**Written problem**
Find the lines with "直接購入できるから" in them and copy them out.

**Raw records**

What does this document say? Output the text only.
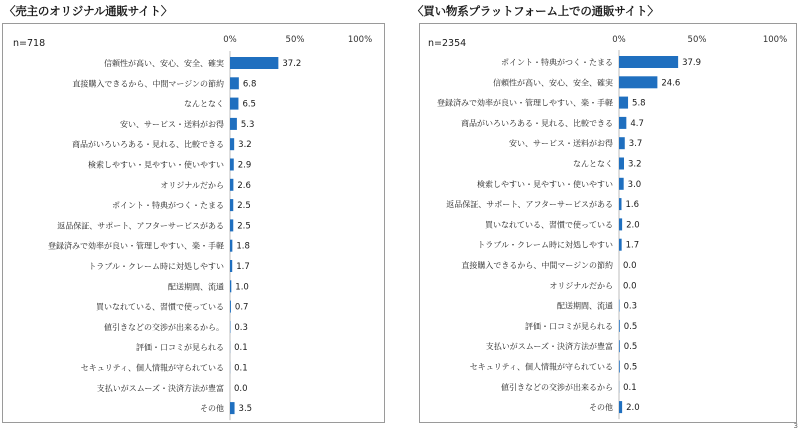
〈売主のオリジナル通販サイト〉	〈買い物系プラットフォーム上での通販サイト〉
n=718	0%	50%	100%
信頼性が高い、安心、安全、確実	37.2
直接購入できるから、中間マージンの節約 6.8
なんとなく 6.5
安い、サービス・送料がお得 5.3
商品がいろいろある・見れる、比較できる 3.2
検索しやすい・見やすい・使いやすい 2.9
オリジナルだから 2.6
ポイント・特典がつく・たまる 2.5
返品保証、サポート、アフターサービスがある 2.5
登録済みで効率が良い・管理しやすい、楽・手軽 1.8
トラブル・クレーム時に対処しやすい 1.7
配送期間、流通 1.0
買いなれている、習慣で使っている 0.7
値引きなどの交渉が出来るから。 0.3
評価・口コミが見られる 0.1
セキュリティ、個人情報が守られている 0.1
支払いがスムーズ・決済方法が豊富 0.0
その他 3.5
n=2354	0%	50%	100%
ポイント・特典がつく・たまる	37.9
信頼性が高い、安心、安全、確実	24.6
登録済みで効率が良い・管理しやすい、楽・手軽 5.8
商品がいろいろある・見れる、比較できる 4.7
安い、サービス・送料がお得 3.7
なんとなく 3.2
検索しやすい・見やすい・使いやすい 3.0
返品保証、サポート、アフターサービスがある 1.6
買いなれている、習慣で使っている 2.0
トラブル・クレーム時に対処しやすい 1.7
直接購入できるから、中間マージンの節約 0.0
オリジナルだから 0.0
配送期間、流通 0.3
評価・口コミが見られる 0.5
支払いがスムーズ・決済方法が豊富 0.5
セキュリティ、個人情報が守られている 0.5
値引きなどの交渉が出来るから 0.1
その他 2.0
3
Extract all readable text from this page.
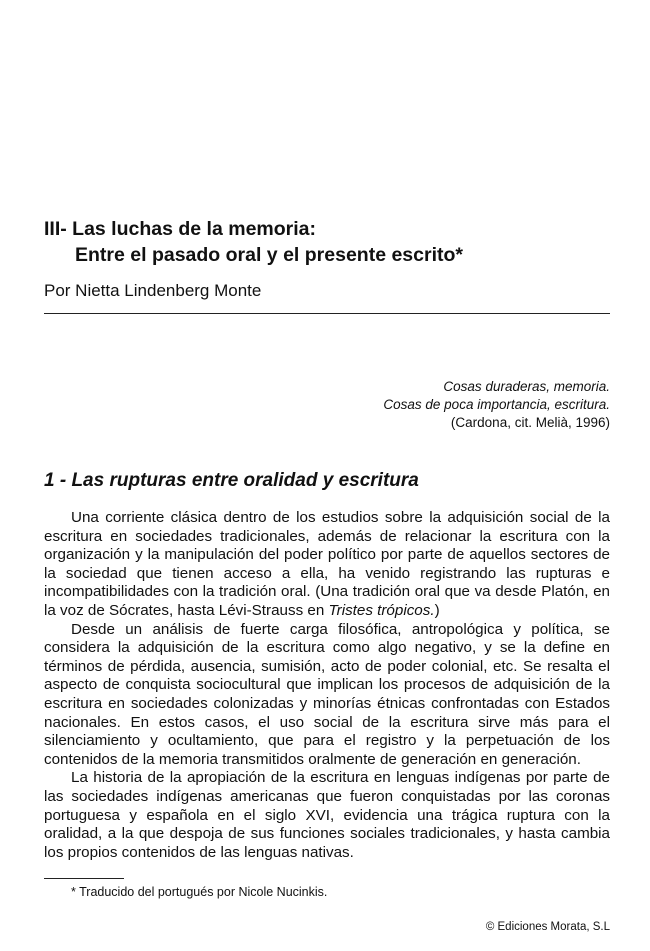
III- Las luchas de la memoria:
Entre el pasado oral y el presente escrito*

Por Nietta Lindenberg Monte

Cosas duraderas, memoria.
Cosas de poca importancia, escritura.
(Cardona, cit. Melià, 1996)
1 - Las rupturas entre oralidad y escritura

Una corriente clásica dentro de los estudios sobre la adquisición social de la escritura en sociedades tradicionales, además de relacionar la escritura con la organización y la manipulación del poder político por parte de aquellos sectores de la sociedad que tienen acceso a ella, ha venido registrando las rupturas e incompatibilidades con la tradición oral. (Una tradición oral que va desde Platón, en la voz de Sócrates, hasta Lévi-Strauss en Tristes trópicos.)

Desde un análisis de fuerte carga filosófica, antropológica y política, se considera la adquisición de la escritura como algo negativo, y se la define en términos de pérdida, ausencia, sumisión, acto de poder colonial, etc. Se resalta el aspecto de conquista sociocultural que implican los procesos de adquisición de la escritura en sociedades colonizadas y minorías étnicas confrontadas con Estados nacionales. En estos casos, el uso social de la escritura sirve más para el silenciamiento y ocultamiento, que para el registro y la perpetuación de los contenidos de la memoria transmitidos oralmente de generación en generación.

La historia de la apropiación de la escritura en lenguas indígenas por parte de las sociedades indígenas americanas que fueron conquistadas por las coronas portuguesa y española en el siglo XVI, evidencia una trágica ruptura con la oralidad, a la que despoja de sus funciones sociales tradicionales, y hasta cambia los propios contenidos de las lenguas nativas.

* Traducido del portugués por Nicole Nucinkis.
© Ediciones Morata, S.L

**Exercise answer**
直接購入できるから、中間マージンの節約 6.8
直接購入できるから、中間マージンの節約 0.0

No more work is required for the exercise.